**EXTRACTED DATA:**
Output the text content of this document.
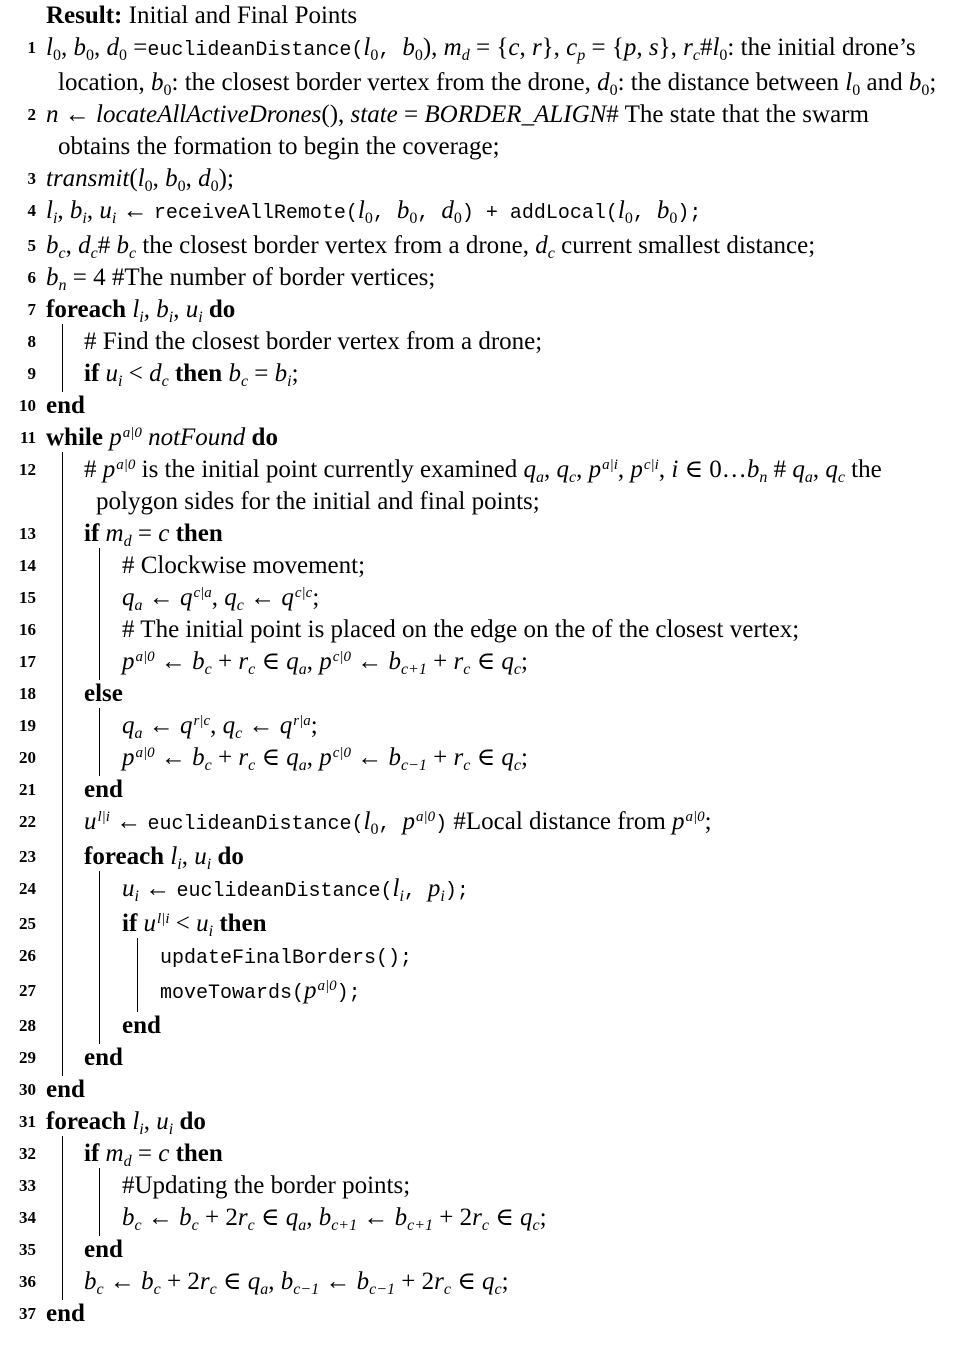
Result: Initial and Final Points
1 $l_0$, $b_0$, $d_0$ $=euclideanDistance(l_0$, $b_0$), $m_d = \{c$, r}, $c_p = \{p$, s}, $r_c\#l_0$: the initial drone’s location, $b_0$: the closest border vertex from the drone, $d_0$: the distance between $l_0$ and $b_0$;
2 n ← locateAllActiveDrones(), state = BORDER_ALIGN# The state that the swarm obtains the formation to begin the coverage;
3 $transmit(l_0$, $b_0$, $d_0$);
4 $l_i$, $b_i$, $u_i$ ← $receiveAllRemote(l_0$, $b_0$, $d_0$) + $addLocal(l_0$, $b_0$);
5 $b_c$, $d_c\#$ $b_c$ the closest border vertex from a drone, $d_c$ current smallest distance;
6 $b_n = 4$ #The number of border vertices;
7 foreach $l_i$, $b_i$, $u_i$ do
8 # Find the closest border vertex from a drone;
9 if $u_i < d_c$ then $b_c = b_i$;
10 end
11 while $p^{a|0}$ notFound do
12 # $p^{a|0}$ is the initial point currently examined $q_a$, $q_c$, $p^{a|i}$, $p^{c|i}$, i ∈ $0\dots b_n$ # $q_a$, $q_c$ the polygon sides for the initial and final points;
13 if $m_d = c$ then
14	# Clockwise movement;
15	$q_a$ ← $q^{c|a}$, $q_c$ ← $q^{c|c}$;
16	# The initial point is placed on the edge on the of the closest vertex;
17	$p^{a|0}$ ← $b_c + r_c$ ∈ $q_a$, $p^{c|0}$ ← $b_{c+1} + r_c$ ∈ $q_c$;
18 else
19	$q_a$ ← $q^{r|c}$, $q_c$ ← $q^{r|a}$;
20	$p^{a|0}$ ← $b_c + r_c$ ∈ $q_a$, $p^{c|0}$ ← $b_{c-1} + r_c$ ∈ $q_c$;
21 end
22 $u^{l|i}$ ← $euclideanDistance(l_0$, $p^{a|0}$) #Local distance from $p^{a|0}$;
23 foreach $l_i$, $u_i$ do
24	$u_i$ ← $euclideanDistance(l_i$, $p_i$);
25	if $u^{l|i} < u_i$ then
26	updateFinalBorders();
27	$moveTowards(p^{a|0})$;
28	end
29 end
30 end
31 foreach $l_i$, $u_i$ do
32 if $m_d = c$ then
33	#Updating the border points;
34	$b_c$ ← $b_c + 2r_c$ ∈ $q_a$, $b_{c+1}$ ← $b_{c+1} + 2r_c$ ∈ $q_c$;
35 end
36 $b_c$ ← $b_c + 2r_c$ ∈ $q_a$, $b_{c-1}$ ← $b_{c-1} + 2r_c$ ∈ $q_c$;
37 end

**REQUIREMENTS:**
Quote each line of the listing exactly, but leave the pictures out.

**RESPONSE BELOW:**
Output the text content of this document.
Result: Initial and Final Points
1 $l_0$, $b_0$, $d_0$ $=euclideanDistance(l_0$, $b_0$), $m_d = \{c$, r}, $c_p = \{p$, s}, $r_c\#l_0$: the initial drone’s location, $b_0$: the closest border vertex from the drone, $d_0$: the distance between $l_0$ and $b_0$;
2 n ← locateAllActiveDrones(), state = BORDER_ALIGN# The state that the swarm obtains the formation to begin the coverage;
3 $transmit(l_0$, $b_0$, $d_0$);
4 $l_i$, $b_i$, $u_i$ ← $receiveAllRemote(l_0$, $b_0$, $d_0$) + $addLocal(l_0$, $b_0$);
5 $b_c$, $d_c\#$ $b_c$ the closest border vertex from a drone, $d_c$ current smallest distance;
6 $b_n = 4$ #The number of border vertices;
7 foreach $l_i$, $b_i$, $u_i$ do
8 # Find the closest border vertex from a drone;
9 if $u_i < d_c$ then $b_c = b_i$;
10 end
11 while $p^{a|0}$ notFound do
12 # $p^{a|0}$ is the initial point currently examined $q_a$, $q_c$, $p^{a|i}$, $p^{c|i}$, i ∈ $0\dots b_n$ # $q_a$, $q_c$ the polygon sides for the initial and final points;
13 if $m_d = c$ then
14	# Clockwise movement;
15	$q_a$ ← $q^{c|a}$, $q_c$ ← $q^{c|c}$;
16	# The initial point is placed on the edge on the of the closest vertex;
17	$p^{a|0}$ ← $b_c + r_c$ ∈ $q_a$, $p^{c|0}$ ← $b_{c+1} + r_c$ ∈ $q_c$;
18 else
19	$q_a$ ← $q^{r|c}$, $q_c$ ← $q^{r|a}$;
20	$p^{a|0}$ ← $b_c + r_c$ ∈ $q_a$, $p^{c|0}$ ← $b_{c-1} + r_c$ ∈ $q_c$;
21 end
22 $u^{l|i}$ ← $euclideanDistance(l_0$, $p^{a|0}$) #Local distance from $p^{a|0}$;
23 foreach $l_i$, $u_i$ do
24	$u_i$ ← $euclideanDistance(l_i$, $p_i$);
25	if $u^{l|i} < u_i$ then
26	updateFinalBorders();
27	$moveTowards(p^{a|0})$;
28	end
29 end
30 end
31 foreach $l_i$, $u_i$ do
32 if $m_d = c$ then
33	#Updating the border points;
34	$b_c$ ← $b_c + 2r_c$ ∈ $q_a$, $b_{c+1}$ ← $b_{c+1} + 2r_c$ ∈ $q_c$;
35 end
36 $b_c$ ← $b_c + 2r_c$ ∈ $q_a$, $b_{c-1}$ ← $b_{c-1} + 2r_c$ ∈ $q_c$;
37 end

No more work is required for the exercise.